▶ _WHAT TO WORK ON_
Reproduce each line bearing the word "Jamnagar".

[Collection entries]
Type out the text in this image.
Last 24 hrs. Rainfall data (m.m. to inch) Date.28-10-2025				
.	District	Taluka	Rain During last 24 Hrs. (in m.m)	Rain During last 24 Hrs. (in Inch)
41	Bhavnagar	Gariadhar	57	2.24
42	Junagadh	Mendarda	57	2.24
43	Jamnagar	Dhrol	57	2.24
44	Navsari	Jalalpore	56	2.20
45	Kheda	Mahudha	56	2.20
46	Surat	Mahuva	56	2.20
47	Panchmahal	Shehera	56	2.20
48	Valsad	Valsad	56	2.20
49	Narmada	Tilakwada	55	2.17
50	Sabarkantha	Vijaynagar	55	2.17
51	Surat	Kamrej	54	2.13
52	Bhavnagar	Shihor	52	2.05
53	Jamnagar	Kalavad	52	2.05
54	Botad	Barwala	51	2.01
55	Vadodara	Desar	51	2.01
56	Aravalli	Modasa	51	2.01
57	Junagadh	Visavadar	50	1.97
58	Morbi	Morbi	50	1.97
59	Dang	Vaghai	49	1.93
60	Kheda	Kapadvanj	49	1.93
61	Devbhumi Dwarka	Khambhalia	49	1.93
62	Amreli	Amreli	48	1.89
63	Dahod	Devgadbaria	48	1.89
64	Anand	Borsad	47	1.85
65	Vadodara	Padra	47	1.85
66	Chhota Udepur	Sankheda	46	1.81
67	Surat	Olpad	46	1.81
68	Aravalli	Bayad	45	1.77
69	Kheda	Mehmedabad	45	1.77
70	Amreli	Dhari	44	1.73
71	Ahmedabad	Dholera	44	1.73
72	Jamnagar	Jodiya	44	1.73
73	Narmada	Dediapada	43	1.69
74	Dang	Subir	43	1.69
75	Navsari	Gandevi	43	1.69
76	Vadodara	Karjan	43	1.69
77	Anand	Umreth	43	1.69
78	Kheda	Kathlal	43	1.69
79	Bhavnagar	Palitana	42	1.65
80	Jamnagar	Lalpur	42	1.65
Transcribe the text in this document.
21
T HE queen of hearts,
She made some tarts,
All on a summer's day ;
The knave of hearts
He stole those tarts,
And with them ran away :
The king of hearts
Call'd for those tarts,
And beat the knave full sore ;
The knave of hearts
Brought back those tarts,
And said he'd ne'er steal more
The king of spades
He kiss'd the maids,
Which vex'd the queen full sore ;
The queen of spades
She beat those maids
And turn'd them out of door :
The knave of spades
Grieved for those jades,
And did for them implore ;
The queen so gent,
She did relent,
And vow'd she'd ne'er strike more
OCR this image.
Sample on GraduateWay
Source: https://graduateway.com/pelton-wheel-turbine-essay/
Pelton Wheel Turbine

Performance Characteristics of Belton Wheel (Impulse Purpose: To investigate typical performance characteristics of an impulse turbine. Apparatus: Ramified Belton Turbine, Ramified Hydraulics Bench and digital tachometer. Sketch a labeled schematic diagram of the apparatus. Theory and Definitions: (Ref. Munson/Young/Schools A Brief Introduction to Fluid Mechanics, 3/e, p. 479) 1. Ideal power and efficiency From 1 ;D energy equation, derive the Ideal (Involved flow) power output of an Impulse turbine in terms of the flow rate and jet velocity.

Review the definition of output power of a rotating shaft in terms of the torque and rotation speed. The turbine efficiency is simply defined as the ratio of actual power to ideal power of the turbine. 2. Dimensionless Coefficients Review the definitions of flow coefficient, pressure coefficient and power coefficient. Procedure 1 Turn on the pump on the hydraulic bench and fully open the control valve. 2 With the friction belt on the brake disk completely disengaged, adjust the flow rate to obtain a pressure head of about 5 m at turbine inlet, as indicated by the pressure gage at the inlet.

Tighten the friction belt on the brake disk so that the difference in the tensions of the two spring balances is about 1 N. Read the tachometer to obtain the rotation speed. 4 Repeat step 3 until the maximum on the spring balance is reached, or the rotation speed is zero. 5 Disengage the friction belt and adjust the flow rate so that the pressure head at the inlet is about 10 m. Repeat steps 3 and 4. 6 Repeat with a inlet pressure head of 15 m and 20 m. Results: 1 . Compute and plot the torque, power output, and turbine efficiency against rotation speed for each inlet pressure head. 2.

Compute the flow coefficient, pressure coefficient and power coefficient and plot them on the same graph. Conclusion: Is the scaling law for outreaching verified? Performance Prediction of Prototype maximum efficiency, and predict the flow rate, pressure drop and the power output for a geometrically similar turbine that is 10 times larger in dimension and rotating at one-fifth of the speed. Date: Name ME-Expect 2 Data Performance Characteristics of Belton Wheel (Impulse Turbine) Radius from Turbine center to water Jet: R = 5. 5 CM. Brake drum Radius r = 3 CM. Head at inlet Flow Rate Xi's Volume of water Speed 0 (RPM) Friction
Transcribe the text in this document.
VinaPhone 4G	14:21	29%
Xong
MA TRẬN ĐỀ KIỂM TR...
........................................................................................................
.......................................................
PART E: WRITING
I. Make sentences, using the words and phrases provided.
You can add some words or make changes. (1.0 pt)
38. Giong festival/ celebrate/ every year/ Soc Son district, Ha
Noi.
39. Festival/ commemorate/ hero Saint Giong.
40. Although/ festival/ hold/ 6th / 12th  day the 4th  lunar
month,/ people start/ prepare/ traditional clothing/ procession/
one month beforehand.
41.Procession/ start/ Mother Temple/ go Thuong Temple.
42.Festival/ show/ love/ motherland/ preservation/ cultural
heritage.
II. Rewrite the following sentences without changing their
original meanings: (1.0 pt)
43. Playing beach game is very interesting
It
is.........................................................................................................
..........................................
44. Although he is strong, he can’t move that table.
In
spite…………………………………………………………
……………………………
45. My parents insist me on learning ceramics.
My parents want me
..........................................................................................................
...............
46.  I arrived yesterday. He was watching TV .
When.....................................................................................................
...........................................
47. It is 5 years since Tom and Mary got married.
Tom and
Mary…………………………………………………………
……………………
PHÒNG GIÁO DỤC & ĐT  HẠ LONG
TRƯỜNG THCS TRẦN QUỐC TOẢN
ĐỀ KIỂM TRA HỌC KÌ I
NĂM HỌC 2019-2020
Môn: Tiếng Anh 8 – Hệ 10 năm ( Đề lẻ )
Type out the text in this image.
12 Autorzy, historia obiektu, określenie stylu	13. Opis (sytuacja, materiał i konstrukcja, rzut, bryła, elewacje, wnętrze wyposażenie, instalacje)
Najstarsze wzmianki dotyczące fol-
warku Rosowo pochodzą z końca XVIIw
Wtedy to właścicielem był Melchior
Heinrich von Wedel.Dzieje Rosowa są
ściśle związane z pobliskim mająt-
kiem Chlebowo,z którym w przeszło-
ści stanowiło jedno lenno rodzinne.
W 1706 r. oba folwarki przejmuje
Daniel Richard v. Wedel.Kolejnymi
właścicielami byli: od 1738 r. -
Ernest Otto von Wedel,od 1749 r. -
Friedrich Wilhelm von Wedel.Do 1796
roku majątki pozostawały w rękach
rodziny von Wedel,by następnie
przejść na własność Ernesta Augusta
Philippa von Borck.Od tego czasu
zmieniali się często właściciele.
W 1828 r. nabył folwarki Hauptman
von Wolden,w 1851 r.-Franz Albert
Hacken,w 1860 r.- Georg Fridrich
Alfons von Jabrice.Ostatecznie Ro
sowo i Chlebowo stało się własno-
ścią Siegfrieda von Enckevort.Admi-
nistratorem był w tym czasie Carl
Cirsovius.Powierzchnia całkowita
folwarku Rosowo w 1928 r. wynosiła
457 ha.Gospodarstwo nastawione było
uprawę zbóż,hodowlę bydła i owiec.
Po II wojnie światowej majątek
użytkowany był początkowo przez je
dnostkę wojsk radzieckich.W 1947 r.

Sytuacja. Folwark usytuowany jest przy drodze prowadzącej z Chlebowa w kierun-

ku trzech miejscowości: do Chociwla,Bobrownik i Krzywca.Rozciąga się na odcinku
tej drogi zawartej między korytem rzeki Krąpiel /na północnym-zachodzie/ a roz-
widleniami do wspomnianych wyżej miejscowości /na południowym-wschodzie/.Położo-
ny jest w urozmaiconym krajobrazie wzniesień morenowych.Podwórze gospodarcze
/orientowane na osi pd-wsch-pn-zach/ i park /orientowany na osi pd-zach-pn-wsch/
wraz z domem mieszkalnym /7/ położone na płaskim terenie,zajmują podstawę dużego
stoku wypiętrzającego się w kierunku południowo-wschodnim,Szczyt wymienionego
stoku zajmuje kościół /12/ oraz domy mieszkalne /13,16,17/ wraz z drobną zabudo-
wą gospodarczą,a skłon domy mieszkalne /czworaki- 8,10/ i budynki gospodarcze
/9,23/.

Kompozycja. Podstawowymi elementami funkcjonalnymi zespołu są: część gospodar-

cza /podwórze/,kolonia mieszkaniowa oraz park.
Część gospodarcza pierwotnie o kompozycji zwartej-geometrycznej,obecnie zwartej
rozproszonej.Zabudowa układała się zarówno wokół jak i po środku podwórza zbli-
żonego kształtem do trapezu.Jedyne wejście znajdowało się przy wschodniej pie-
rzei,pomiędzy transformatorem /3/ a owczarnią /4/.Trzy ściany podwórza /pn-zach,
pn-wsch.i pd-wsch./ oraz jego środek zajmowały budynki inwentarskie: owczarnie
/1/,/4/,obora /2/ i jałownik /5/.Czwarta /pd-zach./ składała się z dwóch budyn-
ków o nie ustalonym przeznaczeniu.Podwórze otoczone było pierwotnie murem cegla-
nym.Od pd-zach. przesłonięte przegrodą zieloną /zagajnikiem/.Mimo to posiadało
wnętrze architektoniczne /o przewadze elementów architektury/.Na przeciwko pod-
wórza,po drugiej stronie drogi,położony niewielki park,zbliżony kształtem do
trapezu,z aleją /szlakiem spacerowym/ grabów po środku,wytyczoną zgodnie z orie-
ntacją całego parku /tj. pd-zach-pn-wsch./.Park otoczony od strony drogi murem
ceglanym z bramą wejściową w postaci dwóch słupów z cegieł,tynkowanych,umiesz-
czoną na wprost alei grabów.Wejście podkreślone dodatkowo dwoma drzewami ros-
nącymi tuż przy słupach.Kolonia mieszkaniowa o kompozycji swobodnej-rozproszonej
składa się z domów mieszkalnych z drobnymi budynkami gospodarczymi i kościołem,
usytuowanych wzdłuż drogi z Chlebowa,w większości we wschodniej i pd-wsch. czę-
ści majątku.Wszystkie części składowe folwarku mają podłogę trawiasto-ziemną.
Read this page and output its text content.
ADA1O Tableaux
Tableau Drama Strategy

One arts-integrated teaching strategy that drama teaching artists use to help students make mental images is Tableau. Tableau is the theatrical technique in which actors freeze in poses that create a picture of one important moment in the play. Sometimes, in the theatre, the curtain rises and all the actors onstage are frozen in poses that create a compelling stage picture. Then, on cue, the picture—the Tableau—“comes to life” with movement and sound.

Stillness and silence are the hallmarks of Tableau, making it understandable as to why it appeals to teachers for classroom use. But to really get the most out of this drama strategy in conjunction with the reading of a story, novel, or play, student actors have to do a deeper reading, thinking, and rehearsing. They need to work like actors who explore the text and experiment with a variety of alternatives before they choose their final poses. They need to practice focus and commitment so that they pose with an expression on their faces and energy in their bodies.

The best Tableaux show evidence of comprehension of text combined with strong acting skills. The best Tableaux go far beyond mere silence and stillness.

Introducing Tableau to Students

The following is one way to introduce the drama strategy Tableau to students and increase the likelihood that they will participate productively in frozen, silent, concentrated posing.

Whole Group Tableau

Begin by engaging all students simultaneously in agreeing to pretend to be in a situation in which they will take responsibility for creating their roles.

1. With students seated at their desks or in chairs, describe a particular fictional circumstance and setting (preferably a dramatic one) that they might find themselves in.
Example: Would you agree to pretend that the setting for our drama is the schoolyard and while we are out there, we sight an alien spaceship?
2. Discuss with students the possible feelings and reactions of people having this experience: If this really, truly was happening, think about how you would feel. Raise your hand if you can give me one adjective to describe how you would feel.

▶ _EXERCISE RESULT_
43	Jamnagar	Dhrol	57	2.24
53	Jamnagar	Kalavad	52	2.05
72	Jamnagar	Jodiya	44	1.73
80	Jamnagar	Lalpur	42	1.65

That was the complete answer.